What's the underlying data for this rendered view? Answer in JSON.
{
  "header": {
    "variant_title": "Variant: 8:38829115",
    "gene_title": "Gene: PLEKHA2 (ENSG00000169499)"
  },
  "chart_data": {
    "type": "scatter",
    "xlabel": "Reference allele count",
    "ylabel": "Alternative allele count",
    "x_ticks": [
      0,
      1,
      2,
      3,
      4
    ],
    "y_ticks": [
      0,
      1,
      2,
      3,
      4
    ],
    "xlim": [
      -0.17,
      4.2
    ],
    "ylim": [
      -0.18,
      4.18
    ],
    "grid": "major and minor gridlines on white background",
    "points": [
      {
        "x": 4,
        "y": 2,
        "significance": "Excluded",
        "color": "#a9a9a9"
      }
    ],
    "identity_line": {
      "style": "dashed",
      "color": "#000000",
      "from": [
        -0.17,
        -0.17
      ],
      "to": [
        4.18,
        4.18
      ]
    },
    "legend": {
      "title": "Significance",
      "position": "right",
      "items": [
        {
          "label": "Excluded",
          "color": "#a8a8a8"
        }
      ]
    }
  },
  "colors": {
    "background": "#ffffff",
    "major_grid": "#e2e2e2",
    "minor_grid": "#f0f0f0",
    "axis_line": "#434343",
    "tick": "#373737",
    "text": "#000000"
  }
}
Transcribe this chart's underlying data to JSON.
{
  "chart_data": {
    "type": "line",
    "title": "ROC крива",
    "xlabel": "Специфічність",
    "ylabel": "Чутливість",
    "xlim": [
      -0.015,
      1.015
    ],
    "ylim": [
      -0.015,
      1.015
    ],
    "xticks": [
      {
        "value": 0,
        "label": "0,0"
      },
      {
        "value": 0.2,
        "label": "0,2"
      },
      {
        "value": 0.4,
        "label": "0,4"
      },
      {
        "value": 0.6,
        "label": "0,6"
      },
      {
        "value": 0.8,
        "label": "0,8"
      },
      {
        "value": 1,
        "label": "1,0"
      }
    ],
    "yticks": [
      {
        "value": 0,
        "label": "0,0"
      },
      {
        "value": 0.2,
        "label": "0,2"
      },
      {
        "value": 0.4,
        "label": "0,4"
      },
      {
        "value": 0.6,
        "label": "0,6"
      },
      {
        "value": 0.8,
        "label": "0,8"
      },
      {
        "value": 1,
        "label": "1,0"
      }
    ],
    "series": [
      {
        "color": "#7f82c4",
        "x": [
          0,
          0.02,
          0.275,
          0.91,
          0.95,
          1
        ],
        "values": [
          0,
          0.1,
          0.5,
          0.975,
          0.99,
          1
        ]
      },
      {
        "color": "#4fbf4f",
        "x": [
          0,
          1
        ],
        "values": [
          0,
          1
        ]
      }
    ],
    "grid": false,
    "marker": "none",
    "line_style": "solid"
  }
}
■ ■ ■ ■ ■
* **AIM OF THE EXERCISE**
Each of the records should be retyped exactly.

* **RESULT OF THIS TASK**
What's the underlying data for this rendered view? Answer in JSON.
{
  "header": {
    "variant_title": "Variant: 8:38829115",
    "gene_title": "Gene: PLEKHA2 (ENSG00000169499)"
  },
  "chart_data": {
    "type": "scatter",
    "xlabel": "Reference allele count",
    "ylabel": "Alternative allele count",
    "x_ticks": [
      0,
      1,
      2,
      3,
      4
    ],
    "y_ticks": [
      0,
      1,
      2,
      3,
      4
    ],
    "xlim": [
      -0.17,
      4.2
    ],
    "ylim": [
      -0.18,
      4.18
    ],
    "grid": "major and minor gridlines on white background",
    "points": [
      {
        "x": 4,
        "y": 2,
        "significance": "Excluded",
        "color": "#a9a9a9"
      }
    ],
    "identity_line": {
      "style": "dashed",
      "color": "#000000",
      "from": [
        -0.17,
        -0.17
      ],
      "to": [
        4.18,
        4.18
      ]
    },
    "legend": {
      "title": "Significance",
      "position": "right",
      "items": [
        {
          "label": "Excluded",
          "color": "#a8a8a8"
        }
      ]
    }
  },
  "colors": {
    "background": "#ffffff",
    "major_grid": "#e2e2e2",
    "minor_grid": "#f0f0f0",
    "axis_line": "#434343",
    "tick": "#373737",
    "text": "#000000"
  }
}
Transcribe this chart's underlying data to JSON.
{
  "chart_data": {
    "type": "line",
    "title": "ROC крива",
    "xlabel": "Специфічність",
    "ylabel": "Чутливість",
    "xlim": [
      -0.015,
      1.015
    ],
    "ylim": [
      -0.015,
      1.015
    ],
    "xticks": [
      {
        "value": 0,
        "label": "0,0"
      },
      {
        "value": 0.2,
        "label": "0,2"
      },
      {
        "value": 0.4,
        "label": "0,4"
      },
      {
        "value": 0.6,
        "label": "0,6"
      },
      {
        "value": 0.8,
        "label": "0,8"
      },
      {
        "value": 1,
        "label": "1,0"
      }
    ],
    "yticks": [
      {
        "value": 0,
        "label": "0,0"
      },
      {
        "value": 0.2,
        "label": "0,2"
      },
      {
        "value": 0.4,
        "label": "0,4"
      },
      {
        "value": 0.6,
        "label": "0,6"
      },
      {
        "value": 0.8,
        "label": "0,8"
      },
      {
        "value": 1,
        "label": "1,0"
      }
    ],
    "series": [
      {
        "color": "#7f82c4",
        "x": [
          0,
          0.02,
          0.275,
          0.91,
          0.95,
          1
        ],
        "values": [
          0,
          0.1,
          0.5,
          0.975,
          0.99,
          1
        ]
      },
      {
        "color": "#4fbf4f",
        "x": [
          0,
          1
        ],
        "values": [
          0,
          1
        ]
      }
    ],
    "grid": false,
    "marker": "none",
    "line_style": "solid"
  }
}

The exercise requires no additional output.